*To do:* Return each line of the records with nothing changed, pictures excepted.

----- Items

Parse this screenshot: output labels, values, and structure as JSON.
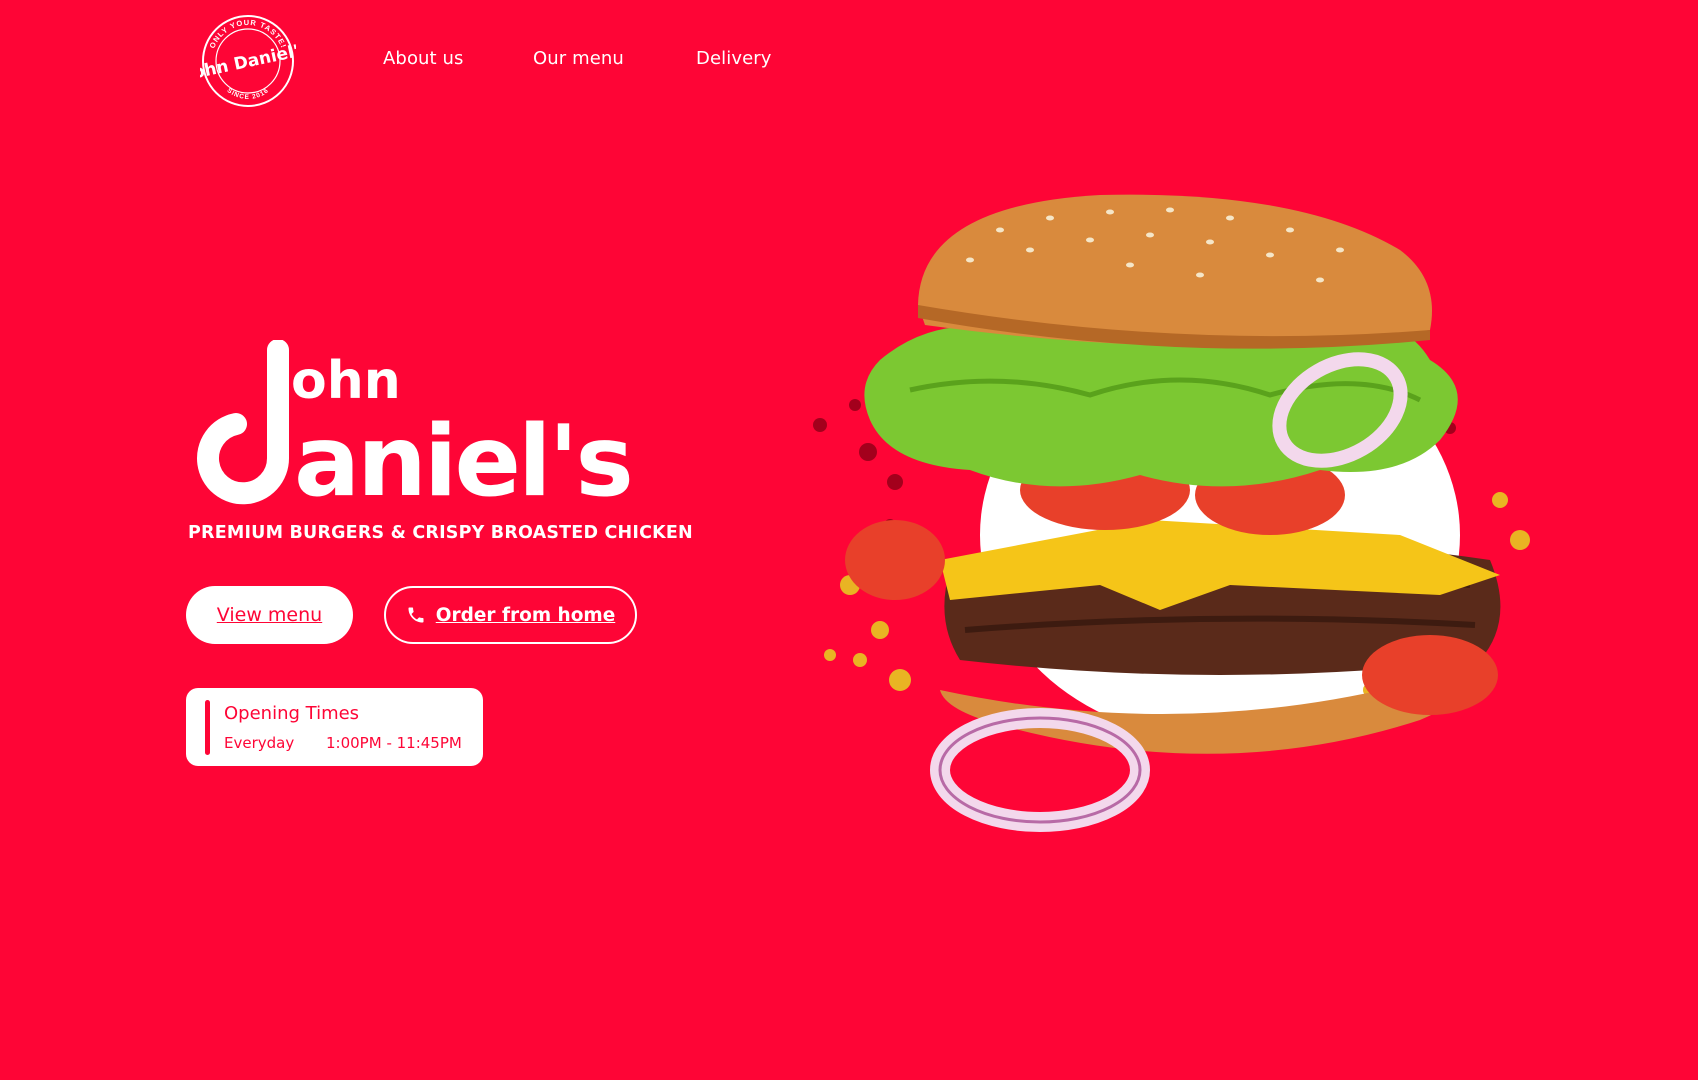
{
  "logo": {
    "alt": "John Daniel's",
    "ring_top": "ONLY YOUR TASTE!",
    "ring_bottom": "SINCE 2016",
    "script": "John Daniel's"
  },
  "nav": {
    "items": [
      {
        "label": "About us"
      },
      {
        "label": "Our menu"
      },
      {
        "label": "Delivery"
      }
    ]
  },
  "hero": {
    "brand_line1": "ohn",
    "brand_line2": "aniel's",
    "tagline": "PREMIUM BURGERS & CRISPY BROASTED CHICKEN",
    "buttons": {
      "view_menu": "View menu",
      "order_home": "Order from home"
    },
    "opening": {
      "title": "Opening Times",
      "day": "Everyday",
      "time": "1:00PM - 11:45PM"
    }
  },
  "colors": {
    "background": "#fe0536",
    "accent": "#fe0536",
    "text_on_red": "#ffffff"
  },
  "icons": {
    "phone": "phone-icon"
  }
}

----------

*Final result:*
Parse this screenshot: output labels, values, and structure as JSON.
{
  "logo": {
    "alt": "John Daniel's",
    "ring_top": "ONLY YOUR TASTE!",
    "ring_bottom": "SINCE 2016",
    "script": "John Daniel's"
  },
  "nav": {
    "items": [
      {
        "label": "About us"
      },
      {
        "label": "Our menu"
      },
      {
        "label": "Delivery"
      }
    ]
  },
  "hero": {
    "brand_line1": "ohn",
    "brand_line2": "aniel's",
    "tagline": "PREMIUM BURGERS & CRISPY BROASTED CHICKEN",
    "buttons": {
      "view_menu": "View menu",
      "order_home": "Order from home"
    },
    "opening": {
      "title": "Opening Times",
      "day": "Everyday",
      "time": "1:00PM - 11:45PM"
    }
  },
  "colors": {
    "background": "#fe0536",
    "accent": "#fe0536",
    "text_on_red": "#ffffff"
  },
  "icons": {
    "phone": "phone-icon"
  }
}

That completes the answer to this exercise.